§ Written exercise: Write out all of the data without omission, exactly as shown.

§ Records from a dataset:
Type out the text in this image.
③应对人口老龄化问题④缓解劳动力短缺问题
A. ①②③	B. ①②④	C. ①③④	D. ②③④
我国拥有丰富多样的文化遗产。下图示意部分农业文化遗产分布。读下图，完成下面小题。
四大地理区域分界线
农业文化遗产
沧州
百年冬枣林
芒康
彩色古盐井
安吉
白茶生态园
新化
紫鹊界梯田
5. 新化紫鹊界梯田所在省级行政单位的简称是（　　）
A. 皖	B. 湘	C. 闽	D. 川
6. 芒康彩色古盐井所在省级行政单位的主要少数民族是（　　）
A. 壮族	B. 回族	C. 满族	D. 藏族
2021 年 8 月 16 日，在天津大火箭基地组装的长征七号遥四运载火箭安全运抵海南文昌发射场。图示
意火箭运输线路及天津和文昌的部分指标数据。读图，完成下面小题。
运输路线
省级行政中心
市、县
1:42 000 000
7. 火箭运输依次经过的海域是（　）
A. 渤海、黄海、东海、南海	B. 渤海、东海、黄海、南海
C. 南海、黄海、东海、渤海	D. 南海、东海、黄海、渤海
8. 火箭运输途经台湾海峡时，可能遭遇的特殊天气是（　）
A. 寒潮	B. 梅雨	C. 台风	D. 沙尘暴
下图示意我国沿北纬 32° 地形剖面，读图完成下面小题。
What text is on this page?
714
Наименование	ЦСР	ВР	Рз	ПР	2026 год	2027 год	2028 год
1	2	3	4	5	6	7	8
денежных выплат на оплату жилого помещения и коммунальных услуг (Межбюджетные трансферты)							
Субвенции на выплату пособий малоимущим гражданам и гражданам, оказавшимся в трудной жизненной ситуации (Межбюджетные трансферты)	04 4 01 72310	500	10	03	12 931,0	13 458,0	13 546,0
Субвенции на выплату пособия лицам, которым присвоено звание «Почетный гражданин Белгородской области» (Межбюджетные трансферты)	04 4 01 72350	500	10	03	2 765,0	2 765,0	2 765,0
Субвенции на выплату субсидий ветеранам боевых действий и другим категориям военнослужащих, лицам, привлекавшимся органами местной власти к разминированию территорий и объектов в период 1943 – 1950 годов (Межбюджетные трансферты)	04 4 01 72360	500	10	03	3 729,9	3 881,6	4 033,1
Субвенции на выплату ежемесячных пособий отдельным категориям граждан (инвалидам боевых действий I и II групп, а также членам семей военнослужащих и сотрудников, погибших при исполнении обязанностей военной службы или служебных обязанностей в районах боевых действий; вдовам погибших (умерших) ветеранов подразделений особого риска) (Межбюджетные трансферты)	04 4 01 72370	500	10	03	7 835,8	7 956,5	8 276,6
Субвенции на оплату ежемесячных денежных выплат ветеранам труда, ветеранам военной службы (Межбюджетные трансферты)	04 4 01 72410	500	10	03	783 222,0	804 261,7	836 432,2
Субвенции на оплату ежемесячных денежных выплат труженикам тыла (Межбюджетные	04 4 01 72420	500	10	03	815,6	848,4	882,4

§ Full output:
Type out the text in this image.
③应对人口老龄化问题④缓解劳动力短缺问题
A. ①②③	B. ①②④	C. ①③④	D. ②③④
我国拥有丰富多样的文化遗产。下图示意部分农业文化遗产分布。读下图，完成下面小题。
四大地理区域分界线
农业文化遗产
沧州
百年冬枣林
芒康
彩色古盐井
安吉
白茶生态园
新化
紫鹊界梯田
5. 新化紫鹊界梯田所在省级行政单位的简称是（　　）
A. 皖	B. 湘	C. 闽	D. 川
6. 芒康彩色古盐井所在省级行政单位的主要少数民族是（　　）
A. 壮族	B. 回族	C. 满族	D. 藏族
2021 年 8 月 16 日，在天津大火箭基地组装的长征七号遥四运载火箭安全运抵海南文昌发射场。图示
意火箭运输线路及天津和文昌的部分指标数据。读图，完成下面小题。
运输路线
省级行政中心
市、县
1:42 000 000
7. 火箭运输依次经过的海域是（　）
A. 渤海、黄海、东海、南海	B. 渤海、东海、黄海、南海
C. 南海、黄海、东海、渤海	D. 南海、东海、黄海、渤海
8. 火箭运输途经台湾海峡时，可能遭遇的特殊天气是（　）
A. 寒潮	B. 梅雨	C. 台风	D. 沙尘暴
下图示意我国沿北纬 32° 地形剖面，读图完成下面小题。
What text is on this page?
714
Наименование	ЦСР	ВР	Рз	ПР	2026 год	2027 год	2028 год
1	2	3	4	5	6	7	8
денежных выплат на оплату жилого помещения и коммунальных услуг (Межбюджетные трансферты)							
Субвенции на выплату пособий малоимущим гражданам и гражданам, оказавшимся в трудной жизненной ситуации (Межбюджетные трансферты)	04 4 01 72310	500	10	03	12 931,0	13 458,0	13 546,0
Субвенции на выплату пособия лицам, которым присвоено звание «Почетный гражданин Белгородской области» (Межбюджетные трансферты)	04 4 01 72350	500	10	03	2 765,0	2 765,0	2 765,0
Субвенции на выплату субсидий ветеранам боевых действий и другим категориям военнослужащих, лицам, привлекавшимся органами местной власти к разминированию территорий и объектов в период 1943 – 1950 годов (Межбюджетные трансферты)	04 4 01 72360	500	10	03	3 729,9	3 881,6	4 033,1
Субвенции на выплату ежемесячных пособий отдельным категориям граждан (инвалидам боевых действий I и II групп, а также членам семей военнослужащих и сотрудников, погибших при исполнении обязанностей военной службы или служебных обязанностей в районах боевых действий; вдовам погибших (умерших) ветеранов подразделений особого риска) (Межбюджетные трансферты)	04 4 01 72370	500	10	03	7 835,8	7 956,5	8 276,6
Субвенции на оплату ежемесячных денежных выплат ветеранам труда, ветеранам военной службы (Межбюджетные трансферты)	04 4 01 72410	500	10	03	783 222,0	804 261,7	836 432,2
Субвенции на оплату ежемесячных денежных выплат труженикам тыла (Межбюджетные	04 4 01 72420	500	10	03	815,6	848,4	882,4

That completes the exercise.